--- Source records ---

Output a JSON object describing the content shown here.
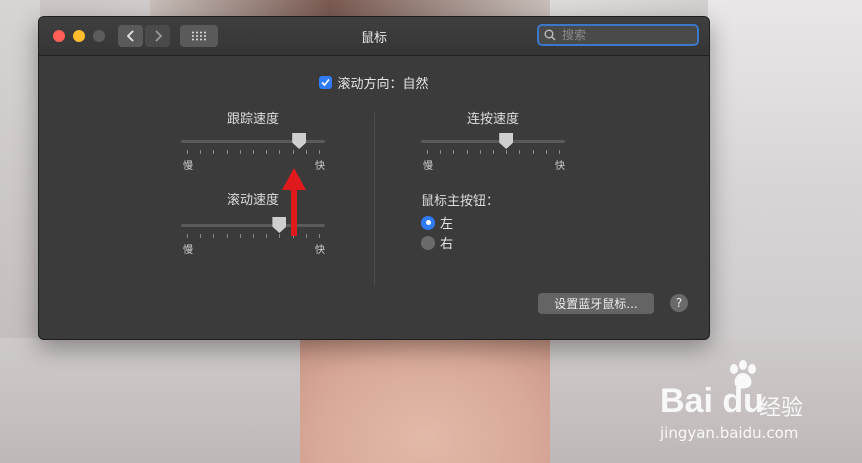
{
  "window": {
    "title": "鼠标",
    "search_placeholder": "搜索"
  },
  "scroll_direction": {
    "label": "滚动方向：自然",
    "checked": true
  },
  "tracking_speed": {
    "label": "跟踪速度",
    "slow": "慢",
    "fast": "快",
    "value_fraction": 0.85
  },
  "scrolling_speed": {
    "label": "滚动速度",
    "slow": "慢",
    "fast": "快",
    "value_fraction": 0.7
  },
  "double_click_speed": {
    "label": "连按速度",
    "slow": "慢",
    "fast": "快",
    "value_fraction": 0.6
  },
  "primary_button": {
    "label": "鼠标主按钮：",
    "options": [
      "左",
      "右"
    ],
    "selected": "左"
  },
  "bluetooth_button": "设置蓝牙鼠标...",
  "help_button": "?",
  "watermark": {
    "brand": "Bai du",
    "product": "经验",
    "url": "jingyan.baidu.com"
  },
  "colors": {
    "accent": "#2f7cf6",
    "annotation_arrow": "#e0191c"
  }
}
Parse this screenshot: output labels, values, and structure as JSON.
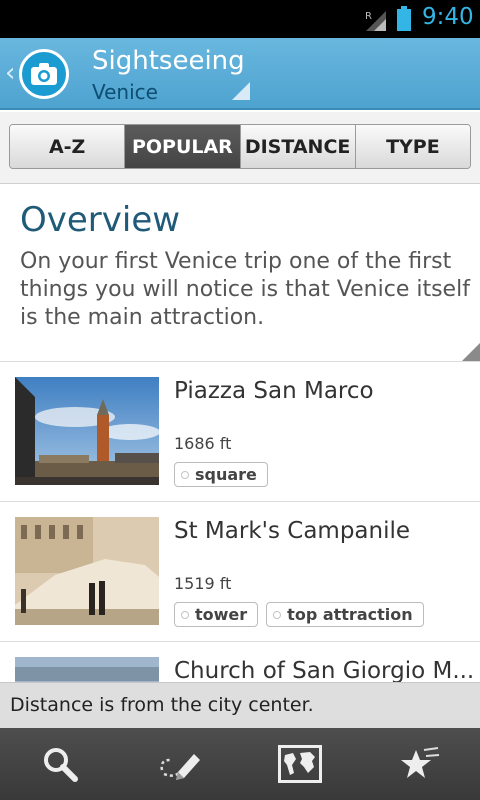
{
  "status_bar": {
    "time": "9:40",
    "signal_indicator": "R",
    "colors": {
      "time": "#33b5e5"
    }
  },
  "action_bar": {
    "back_icon": "chevron-left-icon",
    "app_icon": "camera-icon",
    "title": "Sightseeing",
    "subtitle": "Venice",
    "colors": {
      "background": "#5aacd8",
      "subtitle": "#0e4e72"
    }
  },
  "tabs": [
    {
      "label": "A-Z",
      "active": false
    },
    {
      "label": "POPULAR",
      "active": true
    },
    {
      "label": "DISTANCE",
      "active": false
    },
    {
      "label": "TYPE",
      "active": false
    }
  ],
  "overview": {
    "heading": "Overview",
    "text": "On your first Venice trip one of the first things you will notice is that Venice itself is the main attraction."
  },
  "list": [
    {
      "title": "Piazza San Marco",
      "distance": "1686 ft",
      "tags": [
        "square"
      ]
    },
    {
      "title": "St Mark's Campanile",
      "distance": "1519 ft",
      "tags": [
        "tower",
        "top attraction"
      ]
    },
    {
      "title": "Church of San Giorgio M...",
      "distance": "",
      "tags": []
    }
  ],
  "info_bar": {
    "text": "Distance is from the city center."
  },
  "bottom_bar": {
    "buttons": [
      {
        "icon": "search-icon"
      },
      {
        "icon": "edit-icon"
      },
      {
        "icon": "world-map-icon"
      },
      {
        "icon": "favorite-star-icon"
      }
    ]
  }
}
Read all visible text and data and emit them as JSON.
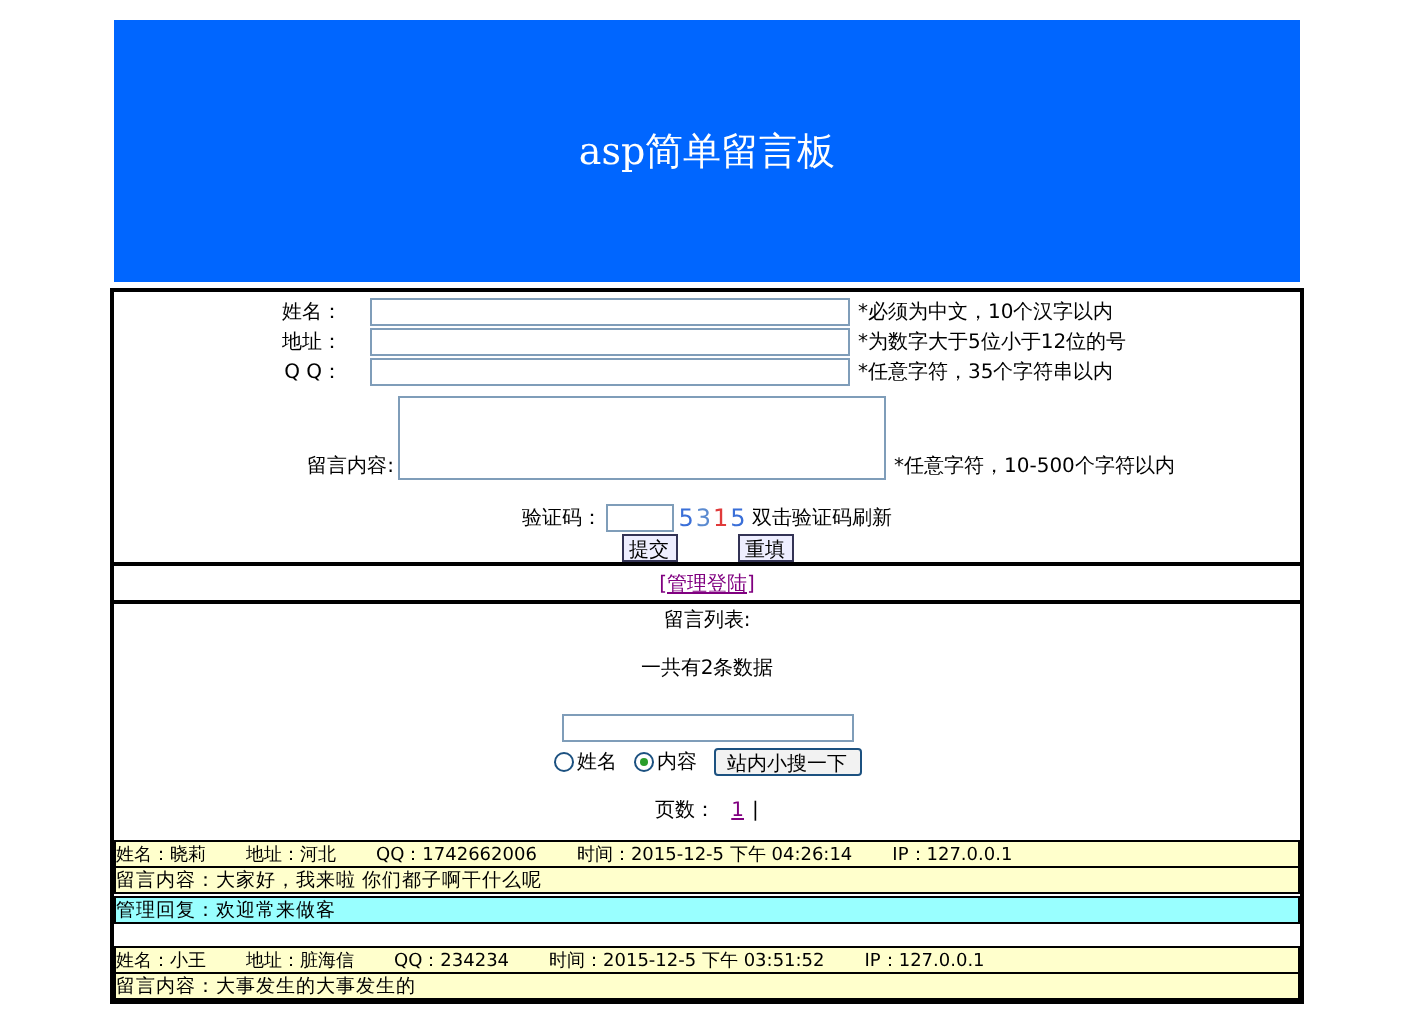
{
  "header": {
    "title": "asp简单留言板"
  },
  "form": {
    "fields": [
      {
        "kind": "input",
        "label": "姓名：",
        "note": "*必须为中文，10个汉字以内"
      },
      {
        "kind": "input",
        "label": "地址：",
        "note": "*为数字大于5位小于12位的号"
      },
      {
        "kind": "input",
        "label": "Q Q：",
        "note": "*任意字符，35个字符串以内"
      },
      {
        "kind": "textarea",
        "label": "留言内容:",
        "note": "*任意字符，10-500个字符以内"
      }
    ],
    "captcha": {
      "label": "验证码：",
      "digits": [
        {
          "text": "5",
          "color": "#3a6fd8"
        },
        {
          "text": "3",
          "color": "#5a8ad0"
        },
        {
          "text": "1",
          "color": "#e03a3a"
        },
        {
          "text": "5",
          "color": "#3a6fd8"
        }
      ],
      "hint": "双击验证码刷新"
    },
    "buttons": [
      "提交",
      "重填"
    ]
  },
  "admin_link": "[管理登陆]",
  "list": {
    "title": "留言列表:",
    "count": "一共有2条数据",
    "search": {
      "options": [
        {
          "label": "姓名",
          "selected": false
        },
        {
          "label": "内容",
          "selected": true
        }
      ],
      "button": "站内小搜一下"
    },
    "pages_label": "页数：",
    "pages": [
      "1"
    ],
    "page_sep": "|"
  },
  "messages": [
    {
      "info": [
        "姓名：晓莉",
        "地址：河北",
        "QQ：1742662006",
        "时间：2015-12-5 下午 04:26:14",
        "IP：127.0.0.1"
      ],
      "content": "留言内容：大家好，我来啦  你们都子啊干什么呢",
      "reply": "管理回复：欢迎常来做客"
    },
    {
      "info": [
        "姓名：小王",
        "地址：脏海信",
        "QQ：234234",
        "时间：2015-12-5 下午 03:51:52",
        "IP：127.0.0.1"
      ],
      "content": "留言内容：大事发生的大事发生的"
    }
  ]
}
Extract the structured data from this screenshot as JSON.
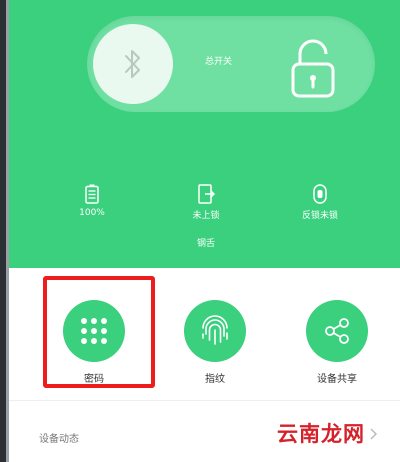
{
  "header": {
    "switch_label": "总开关"
  },
  "status": {
    "battery": "100%",
    "lock_state": "未上锁",
    "anti_lock": "反锁未锁",
    "sub_label": "钢舌"
  },
  "actions": [
    {
      "label": "密码",
      "icon": "keypad-icon"
    },
    {
      "label": "指纹",
      "icon": "fingerprint-icon"
    },
    {
      "label": "设备共享",
      "icon": "share-icon"
    }
  ],
  "section": {
    "title": "设备动态"
  },
  "watermark": "云南龙网",
  "colors": {
    "accent": "#3ad07e",
    "highlight": "#ee1c1c"
  }
}
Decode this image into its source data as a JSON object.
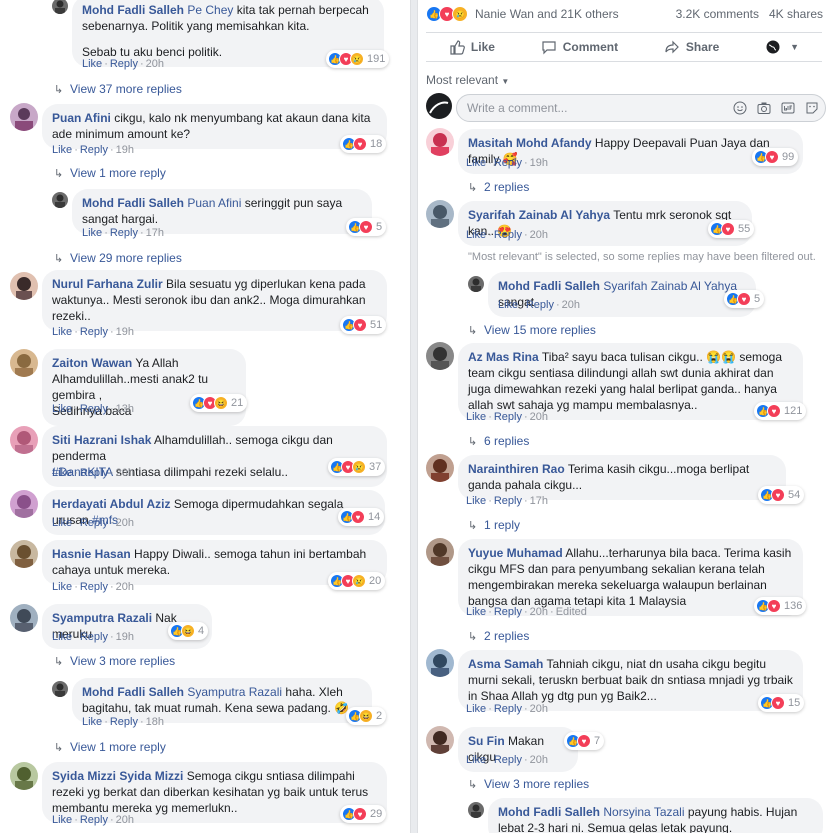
{
  "left": {
    "c1": {
      "name": "Mohd Fadli Salleh",
      "tag": "Pe Chey",
      "text1": "kita tak pernah berpecah sebenarnya. Politik yang memisahkan kita.",
      "text2": "Sebab tu aku benci politik.",
      "like": "Like",
      "reply": "Reply",
      "time": "20h",
      "count": "191"
    },
    "more1": "View 37 more replies",
    "c2": {
      "name": "Puan Afini",
      "text": "cikgu, kalo nk menyumbang kat akaun dana kita ade minimum amount ke?",
      "like": "Like",
      "reply": "Reply",
      "time": "19h",
      "count": "18"
    },
    "more2": "View 1 more reply",
    "c3": {
      "name": "Mohd Fadli Salleh",
      "tag": "Puan Afini",
      "text": "seringgit pun saya sangat hargai.",
      "like": "Like",
      "reply": "Reply",
      "time": "17h",
      "count": "5"
    },
    "more3": "View 29 more replies",
    "c4": {
      "name": "Nurul Farhana Zulir",
      "text": "Bila sesuatu yg diperlukan kena pada waktunya.. Mesti seronok ibu dan ank2.. Moga dimurahkan rezeki..",
      "like": "Like",
      "reply": "Reply",
      "time": "19h",
      "count": "51"
    },
    "c5": {
      "name": "Zaiton Wawan",
      "text1": "Ya Allah",
      "text2": "Alhamdulillah..mesti anak2 tu gembira ,",
      "text3": "Sedihnya baca",
      "like": "Like",
      "reply": "Reply",
      "time": "13h",
      "count": "21"
    },
    "c6": {
      "name": "Siti Hazrani Ishak",
      "text": "Alhamdulillah.. semoga cikgu dan penderma",
      "tag": "#DanaKITA",
      "text2": "sentiasa dilimpahi rezeki selalu..",
      "like": "Like",
      "reply": "Reply",
      "time": "20h",
      "count": "37"
    },
    "c7": {
      "name": "Herdayati Abdul Aziz",
      "text": "Semoga dipermudahkan segala urusan",
      "tag": "#mfs",
      "like": "Like",
      "reply": "Reply",
      "time": "20h",
      "count": "14"
    },
    "c8": {
      "name": "Hasnie Hasan",
      "text": "Happy Diwali.. semoga tahun ini bertambah cahaya untuk mereka.",
      "like": "Like",
      "reply": "Reply",
      "time": "20h",
      "count": "20"
    },
    "c9": {
      "name": "Syamputra Razali",
      "text": "Nak meruku",
      "like": "Like",
      "reply": "Reply",
      "time": "19h",
      "count": "4"
    },
    "more4": "View 3 more replies",
    "c10": {
      "name": "Mohd Fadli Salleh",
      "tag": "Syamputra Razali",
      "text": "haha. Xleh bagitahu, tak muat rumah. Kena sewa padang. 🤣",
      "like": "Like",
      "reply": "Reply",
      "time": "18h",
      "count": "2"
    },
    "more5": "View 1 more reply",
    "c11": {
      "name": "Syida Mizzi Syida Mizzi",
      "text": "Semoga cikgu sntiasa dilimpahi rezeki yg berkat dan diberkan kesihatan yg baik untuk terus membantu mereka yg memerlukn..",
      "like": "Like",
      "reply": "Reply",
      "time": "20h",
      "count": "29"
    }
  },
  "right": {
    "top": {
      "reactors": "Nanie Wan and 21K others",
      "comments": "3.2K comments",
      "shares": "4K shares"
    },
    "actions": {
      "like": "Like",
      "comment": "Comment",
      "share": "Share"
    },
    "sort": "Most relevant",
    "input_placeholder": "Write a comment...",
    "r1": {
      "name": "Masitah Mohd Afandy",
      "text": "Happy Deepavali Puan Jaya dan family 🥰",
      "like": "Like",
      "reply": "Reply",
      "time": "19h",
      "count": "99"
    },
    "rmore1": "2 replies",
    "r2": {
      "name": "Syarifah Zainab Al Yahya",
      "text": "Tentu mrk seronok sgt kan.. 😍",
      "like": "Like",
      "reply": "Reply",
      "time": "20h",
      "count": "55"
    },
    "filter_note": "\"Most relevant\" is selected, so some replies may have been filtered out.",
    "r3": {
      "name": "Mohd Fadli Salleh",
      "tag": "Syarifah Zainab Al Yahya",
      "text": "sangat",
      "like": "Like",
      "reply": "Reply",
      "time": "20h",
      "count": "5"
    },
    "rmore2": "View 15 more replies",
    "r4": {
      "name": "Az Mas Rina",
      "text": "Tiba² sayu baca tulisan cikgu.. 😭😭 semoga team cikgu sentiasa dilindungi allah swt dunia akhirat dan juga dimewahkan rezeki yang halal berlipat ganda.. hanya allah swt sahaja yg mampu membalasnya..",
      "like": "Like",
      "reply": "Reply",
      "time": "20h",
      "count": "121"
    },
    "rmore3": "6 replies",
    "r5": {
      "name": "Narainthiren Rao",
      "text": "Terima kasih cikgu...moga berlipat ganda pahala cikgu...",
      "like": "Like",
      "reply": "Reply",
      "time": "17h",
      "count": "54"
    },
    "rmore4": "1 reply",
    "r6": {
      "name": "Yuyue Muhamad",
      "text": "Allahu...terharunya bila baca. Terima kasih cikgu MFS dan para penyumbang sekalian kerana telah mengembirakan mereka sekeluarga walaupun berlainan bangsa dan agama tetapi kita 1 Malaysia",
      "like": "Like",
      "reply": "Reply",
      "time": "20h",
      "edited": "Edited",
      "count": "136"
    },
    "rmore5": "2 replies",
    "r7": {
      "name": "Asma Samah",
      "text": "Tahniah cikgu, niat dn usaha cikgu begitu murni sekali, teruskn berbuat baik dn sntiasa mnjadi yg trbaik in Shaa Allah yg dtg pun yg Baik2...",
      "like": "Like",
      "reply": "Reply",
      "time": "20h",
      "count": "15"
    },
    "r8": {
      "name": "Su Fin",
      "text": "Makan cikgu",
      "like": "Like",
      "reply": "Reply",
      "time": "20h",
      "count": "7"
    },
    "rmore6": "View 3 more replies",
    "r9": {
      "name": "Mohd Fadli Salleh",
      "tag": "Norsyina Tazali",
      "text": "payung habis. Hujan lebat 2-3 hari ni. Semua gelas letak payung."
    }
  },
  "colors": {
    "link": "#385898",
    "meta": "#90949c",
    "bubble": "#f2f3f5",
    "like_blue": "#1877f2",
    "love_red": "#f33e58",
    "yellow": "#f7b125"
  }
}
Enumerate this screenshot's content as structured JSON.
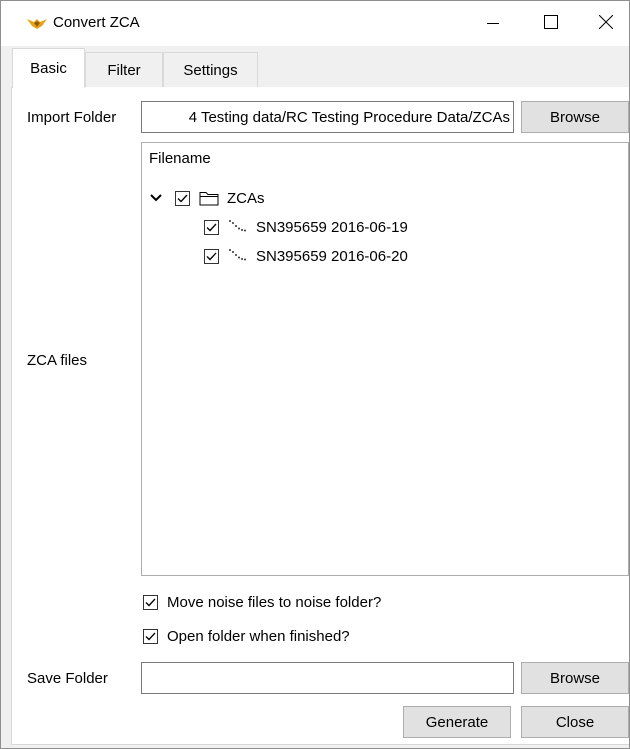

---

→ **Directive**:
Read the entries and select each line where the word "yang" is found.

→ **Answer for this exercise**:
      "text1": "kita tak pernah berpecah sebenarnya. Politik yang memisahkan kita.",
      "text": "Tiba² sayu baca tulisan cikgu.. 😭😭 semoga team cikgu sentiasa dilindungi allah swt dunia akhirat dan juga dimewahkan rezeki yang halal berlipat ganda.. hanya allah swt sahaja yg mampu membalasnya..",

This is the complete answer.